Stated task: Write out all the data again, exactly as it stands.

Collected data:

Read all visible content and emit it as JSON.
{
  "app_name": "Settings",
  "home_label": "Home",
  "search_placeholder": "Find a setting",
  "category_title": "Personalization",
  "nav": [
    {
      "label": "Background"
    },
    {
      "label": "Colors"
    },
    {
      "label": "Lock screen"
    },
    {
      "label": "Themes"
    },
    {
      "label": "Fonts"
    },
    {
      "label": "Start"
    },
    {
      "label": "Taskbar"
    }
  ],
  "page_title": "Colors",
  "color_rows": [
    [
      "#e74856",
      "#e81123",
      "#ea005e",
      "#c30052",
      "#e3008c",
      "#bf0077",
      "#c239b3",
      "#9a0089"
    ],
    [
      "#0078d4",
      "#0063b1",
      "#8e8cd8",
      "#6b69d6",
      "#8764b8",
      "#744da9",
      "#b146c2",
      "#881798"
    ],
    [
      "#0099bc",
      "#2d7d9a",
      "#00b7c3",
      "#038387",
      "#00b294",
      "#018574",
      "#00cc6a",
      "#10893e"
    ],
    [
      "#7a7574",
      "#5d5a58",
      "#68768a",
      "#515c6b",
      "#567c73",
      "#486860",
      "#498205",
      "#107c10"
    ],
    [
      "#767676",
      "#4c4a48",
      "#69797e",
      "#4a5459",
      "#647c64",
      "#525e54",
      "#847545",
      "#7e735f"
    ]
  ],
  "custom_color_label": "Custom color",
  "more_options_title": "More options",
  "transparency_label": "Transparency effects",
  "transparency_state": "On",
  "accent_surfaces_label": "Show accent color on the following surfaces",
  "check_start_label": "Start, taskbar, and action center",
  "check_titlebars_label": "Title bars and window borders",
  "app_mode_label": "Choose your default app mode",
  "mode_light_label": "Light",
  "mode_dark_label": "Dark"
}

Exercise result:
Read all visible content and emit it as JSON.
{
  "app_name": "Settings",
  "home_label": "Home",
  "search_placeholder": "Find a setting",
  "category_title": "Personalization",
  "nav": [
    {
      "label": "Background"
    },
    {
      "label": "Colors"
    },
    {
      "label": "Lock screen"
    },
    {
      "label": "Themes"
    },
    {
      "label": "Fonts"
    },
    {
      "label": "Start"
    },
    {
      "label": "Taskbar"
    }
  ],
  "page_title": "Colors",
  "color_rows": [
    [
      "#e74856",
      "#e81123",
      "#ea005e",
      "#c30052",
      "#e3008c",
      "#bf0077",
      "#c239b3",
      "#9a0089"
    ],
    [
      "#0078d4",
      "#0063b1",
      "#8e8cd8",
      "#6b69d6",
      "#8764b8",
      "#744da9",
      "#b146c2",
      "#881798"
    ],
    [
      "#0099bc",
      "#2d7d9a",
      "#00b7c3",
      "#038387",
      "#00b294",
      "#018574",
      "#00cc6a",
      "#10893e"
    ],
    [
      "#7a7574",
      "#5d5a58",
      "#68768a",
      "#515c6b",
      "#567c73",
      "#486860",
      "#498205",
      "#107c10"
    ],
    [
      "#767676",
      "#4c4a48",
      "#69797e",
      "#4a5459",
      "#647c64",
      "#525e54",
      "#847545",
      "#7e735f"
    ]
  ],
  "custom_color_label": "Custom color",
  "more_options_title": "More options",
  "transparency_label": "Transparency effects",
  "transparency_state": "On",
  "accent_surfaces_label": "Show accent color on the following surfaces",
  "check_start_label": "Start, taskbar, and action center",
  "check_titlebars_label": "Title bars and window borders",
  "app_mode_label": "Choose your default app mode",
  "mode_light_label": "Light",
  "mode_dark_label": "Dark"
}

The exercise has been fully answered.